● DATASET RECORDS:
====

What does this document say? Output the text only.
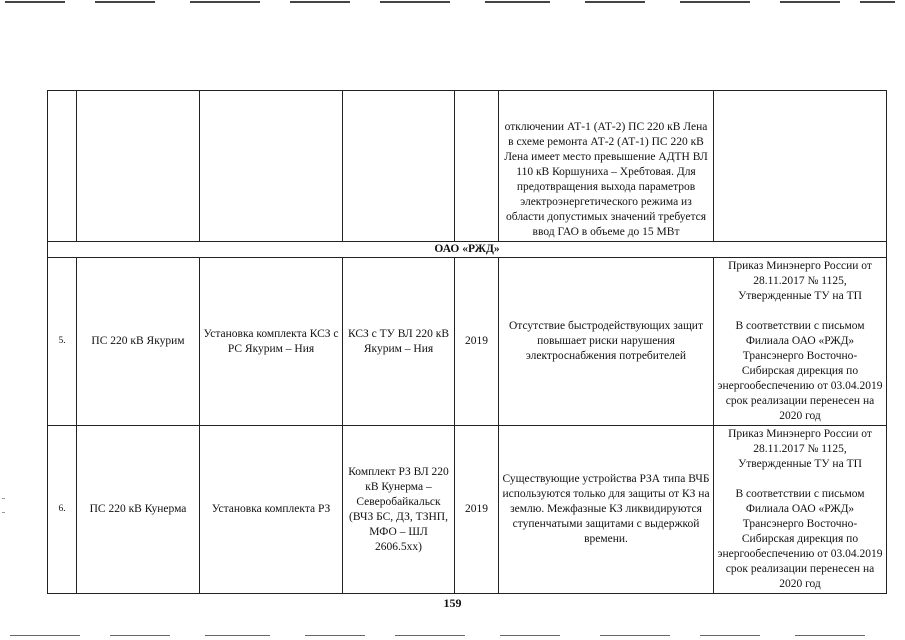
					отключении АТ-1 (АТ-2) ПС 220 кВ Лена в схеме ремонта АТ-2 (АТ-1) ПС 220 кВ Лена имеет место превышение АДТН ВЛ 110 кВ Коршуниха – Хребтовая. Для предотвращения выхода параметров электроэнергетического режима из области допустимых значений требуется ввод ГАО в объеме до 15 МВт	
ОАО «РЖД»						
5.	ПС 220 кВ Якурим	Установка комплекта КСЗ с РС Якурим – Ния	КСЗ с ТУ ВЛ 220 кВ Якурим – Ния	2019	Отсутствие быстродействующих защит повышает риски нарушения электроснабжения потребителей	Приказ Минэнерго России от 28.11.2017 № 1125, Утвержденные ТУ на ТП

В соответствии с письмом Филиала ОАО «РЖД» Трансэнерго Восточно-Сибирская дирекция по энергообеспечению от 03.04.2019 срок реализации перенесен на 2020 год

6.	ПС 220 кВ Кунерма	Установка комплекта РЗ	Комплект РЗ ВЛ 220 кВ Кунерма – Северобайкальск (ВЧЗ БС, ДЗ, ТЗНП, МФО – ШЛ 2606.5хх)	2019	Существующие устройства РЗА типа ВЧБ используются только для защиты от КЗ на землю. Межфазные КЗ ликвидируются ступенчатыми защитами с выдержкой времени.	Приказ Минэнерго России от 28.11.2017 № 1125, Утвержденные ТУ на ТП

В соответствии с письмом Филиала ОАО «РЖД» Трансэнерго Восточно-Сибирская дирекция по энергообеспечению от 03.04.2019 срок реализации перенесен на 2020 год

159
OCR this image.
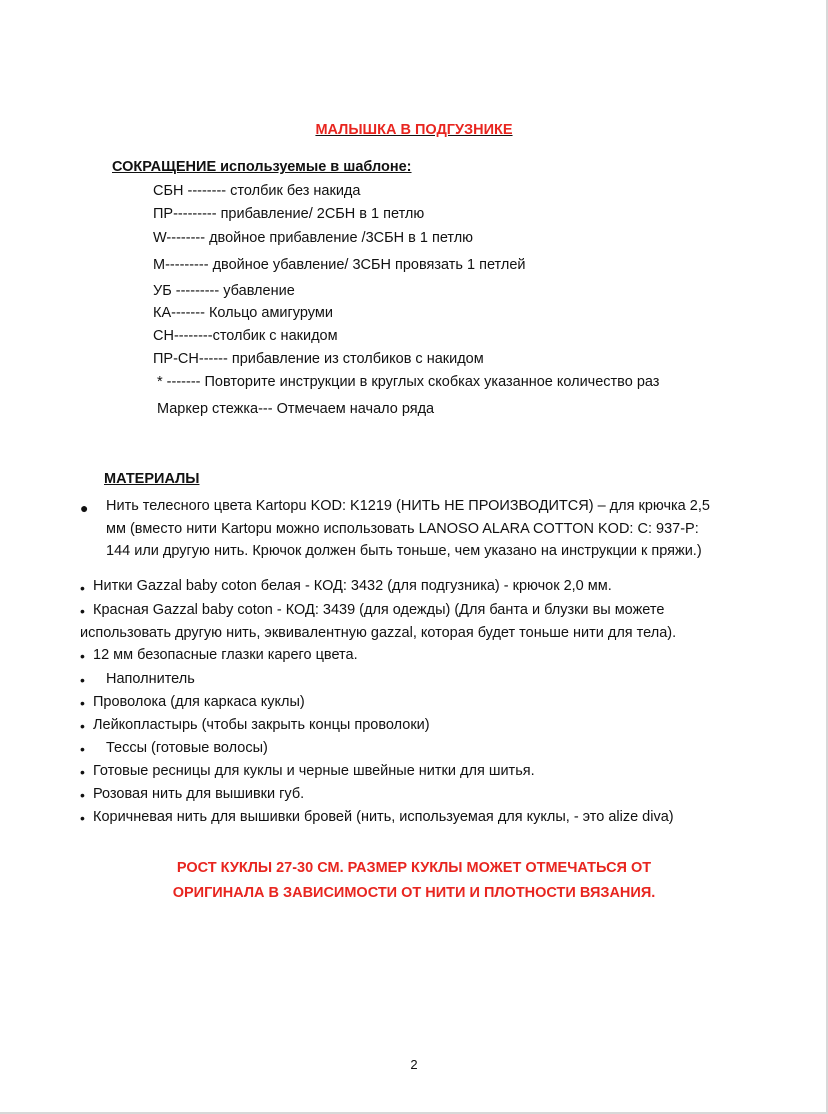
МАЛЫШКА В ПОДГУЗНИКЕ
СОКРАЩЕНИЕ используемые в шаблоне:
СБН -------- столбик без накида
ПР--------- прибавление/ 2СБН в 1 петлю
W-------- двойное прибавление /3СБН в 1 петлю
М--------- двойное убавление/ 3СБН провязать 1 петлей
УБ --------- убавление
КА------- Кольцо амигуруми
СН--------столбик с накидом
ПР-СН------ прибавление из столбиков с накидом
* ------- Повторите инструкции в круглых скобках указанное количество раз
Маркер стежка--- Отмечаем начало ряда
МАТЕРИАЛЫ
● Нить телесного цвета Kartopu KOD: K1219 (НИТЬ НЕ ПРОИЗВОДИТСЯ) – для крючка 2,5 мм (вместо нити Kartopu можно использовать LANOSO ALARA COTTON KOD: C: 937-P: 144 или другую нить. Крючок должен быть тоньше, чем указано на инструкции к пряжи.)
• Нитки Gazzal baby coton белая - КОД: 3432 (для подгузника) - крючок 2,0 мм.
• Красная Gazzal baby coton - КОД: 3439 (для одежды) (Для банта и блузки вы можете использовать другую нить, эквивалентную gazzal, которая будет тоньше нити для тела).
• 12 мм безопасные глазки карего цвета.
• Наполнитель
• Проволока (для каркаса куклы)
• Лейкопластырь (чтобы закрыть концы проволоки)
• Тессы (готовые волосы)
• Готовые ресницы для куклы и черные швейные нитки для шитья.
• Розовая нить для вышивки губ.
• Коричневая нить для вышивки бровей (нить, используемая для куклы, - это alize diva)
РОСТ КУКЛЫ 27-30 СМ. РАЗМЕР КУКЛЫ МОЖЕТ ОТМЕЧАТЬСЯ ОТ
ОРИГИНАЛА В ЗАВИСИМОСТИ ОТ НИТИ И ПЛОТНОСТИ ВЯЗАНИЯ.
2
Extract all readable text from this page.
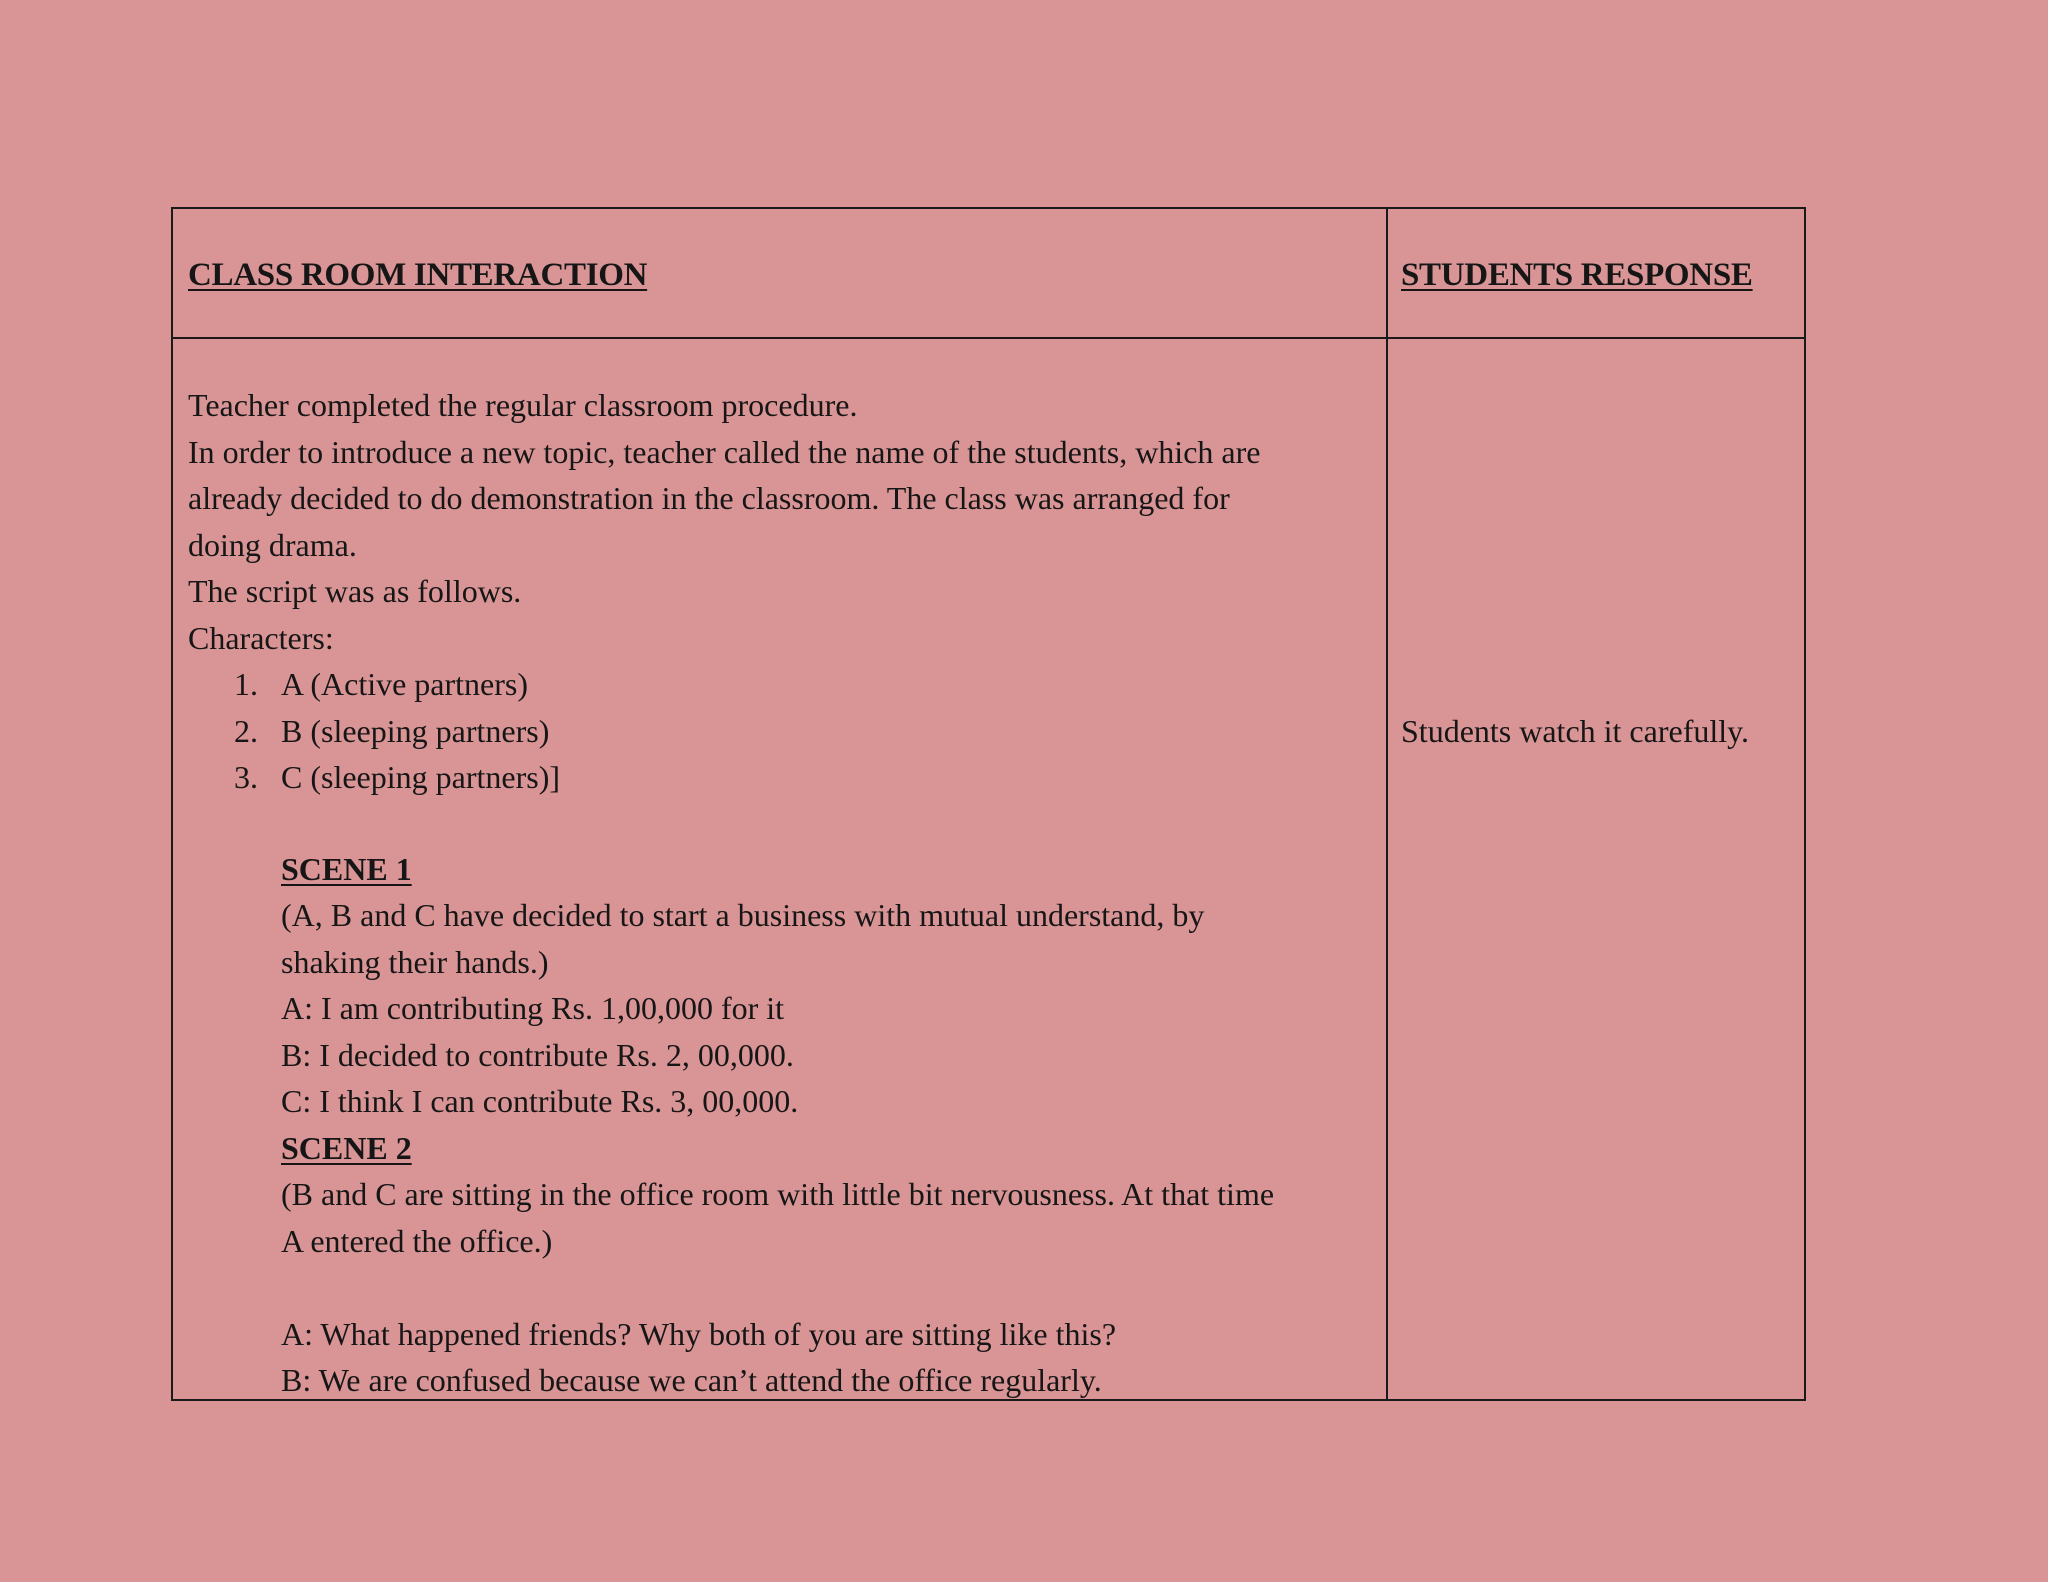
CLASS ROOM INTERACTION	STUDENTS RESPONSE
Teacher completed the regular classroom procedure.
In order to introduce a new topic, teacher called the name of the students, which are
already decided to do demonstration in the classroom. The class was arranged for
doing drama.
The script was as follows.
Characters:
1. A (Active partners)
2. B (sleeping partners)
3. C (sleeping partners)]
SCENE 1
(A, B and C have decided to start a business with mutual understand, by
shaking their hands.)
A: I am contributing Rs. 1,00,000 for it
B: I decided to contribute Rs. 2, 00,000.
C: I think I can contribute Rs. 3, 00,000.
SCENE 2
(B and C are sitting in the office room with little bit nervousness. At that time
A entered the office.)
A: What happened friends? Why both of you are sitting like this?
B: We are confused because we can’t attend the office regularly.
Students watch it carefully.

====

● WRITTEN INSTRUCTION:
From the data above, write out everything exactly except the pictures.

● WORKED ANSWER:
What does this document say? Output the text only.
					отключении АТ-1 (АТ-2) ПС 220 кВ Лена в схеме ремонта АТ-2 (АТ-1) ПС 220 кВ Лена имеет место превышение АДТН ВЛ 110 кВ Коршуниха – Хребтовая. Для предотвращения выхода параметров электроэнергетического режима из области допустимых значений требуется ввод ГАО в объеме до 15 МВт	
ОАО «РЖД»						
5.	ПС 220 кВ Якурим	Установка комплекта КСЗ с РС Якурим – Ния	КСЗ с ТУ ВЛ 220 кВ Якурим – Ния	2019	Отсутствие быстродействующих защит повышает риски нарушения электроснабжения потребителей	Приказ Минэнерго России от 28.11.2017 № 1125, Утвержденные ТУ на ТП

В соответствии с письмом Филиала ОАО «РЖД» Трансэнерго Восточно-Сибирская дирекция по энергообеспечению от 03.04.2019 срок реализации перенесен на 2020 год

6.	ПС 220 кВ Кунерма	Установка комплекта РЗ	Комплект РЗ ВЛ 220 кВ Кунерма – Северобайкальск (ВЧЗ БС, ДЗ, ТЗНП, МФО – ШЛ 2606.5хх)	2019	Существующие устройства РЗА типа ВЧБ используются только для защиты от КЗ на землю. Межфазные КЗ ликвидируются ступенчатыми защитами с выдержкой времени.	Приказ Минэнерго России от 28.11.2017 № 1125, Утвержденные ТУ на ТП

В соответствии с письмом Филиала ОАО «РЖД» Трансэнерго Восточно-Сибирская дирекция по энергообеспечению от 03.04.2019 срок реализации перенесен на 2020 год

159
OCR this image.
МАЛЫШКА В ПОДГУЗНИКЕ
СОКРАЩЕНИЕ используемые в шаблоне:
СБН -------- столбик без накида
ПР--------- прибавление/ 2СБН в 1 петлю
W-------- двойное прибавление /3СБН в 1 петлю
М--------- двойное убавление/ 3СБН провязать 1 петлей
УБ --------- убавление
КА------- Кольцо амигуруми
СН--------столбик с накидом
ПР-СН------ прибавление из столбиков с накидом
* ------- Повторите инструкции в круглых скобках указанное количество раз
Маркер стежка--- Отмечаем начало ряда
МАТЕРИАЛЫ
● Нить телесного цвета Kartopu KOD: K1219 (НИТЬ НЕ ПРОИЗВОДИТСЯ) – для крючка 2,5 мм (вместо нити Kartopu можно использовать LANOSO ALARA COTTON KOD: C: 937-P: 144 или другую нить. Крючок должен быть тоньше, чем указано на инструкции к пряжи.)
• Нитки Gazzal baby coton белая - КОД: 3432 (для подгузника) - крючок 2,0 мм.
• Красная Gazzal baby coton - КОД: 3439 (для одежды) (Для банта и блузки вы можете использовать другую нить, эквивалентную gazzal, которая будет тоньше нити для тела).
• 12 мм безопасные глазки карего цвета.
• Наполнитель
• Проволока (для каркаса куклы)
• Лейкопластырь (чтобы закрыть концы проволоки)
• Тессы (готовые волосы)
• Готовые ресницы для куклы и черные швейные нитки для шитья.
• Розовая нить для вышивки губ.
• Коричневая нить для вышивки бровей (нить, используемая для куклы, - это alize diva)
РОСТ КУКЛЫ 27-30 СМ. РАЗМЕР КУКЛЫ МОЖЕТ ОТМЕЧАТЬСЯ ОТ
ОРИГИНАЛА В ЗАВИСИМОСТИ ОТ НИТИ И ПЛОТНОСТИ ВЯЗАНИЯ.
2
Extract all readable text from this page.
CLASS ROOM INTERACTION	STUDENTS RESPONSE
Teacher completed the regular classroom procedure.
In order to introduce a new topic, teacher called the name of the students, which are
already decided to do demonstration in the classroom. The class was arranged for
doing drama.
The script was as follows.
Characters:
1. A (Active partners)
2. B (sleeping partners)
3. C (sleeping partners)]
SCENE 1
(A, B and C have decided to start a business with mutual understand, by
shaking their hands.)
A: I am contributing Rs. 1,00,000 for it
B: I decided to contribute Rs. 2, 00,000.
C: I think I can contribute Rs. 3, 00,000.
SCENE 2
(B and C are sitting in the office room with little bit nervousness. At that time
A entered the office.)
A: What happened friends? Why both of you are sitting like this?
B: We are confused because we can’t attend the office regularly.
Students watch it carefully.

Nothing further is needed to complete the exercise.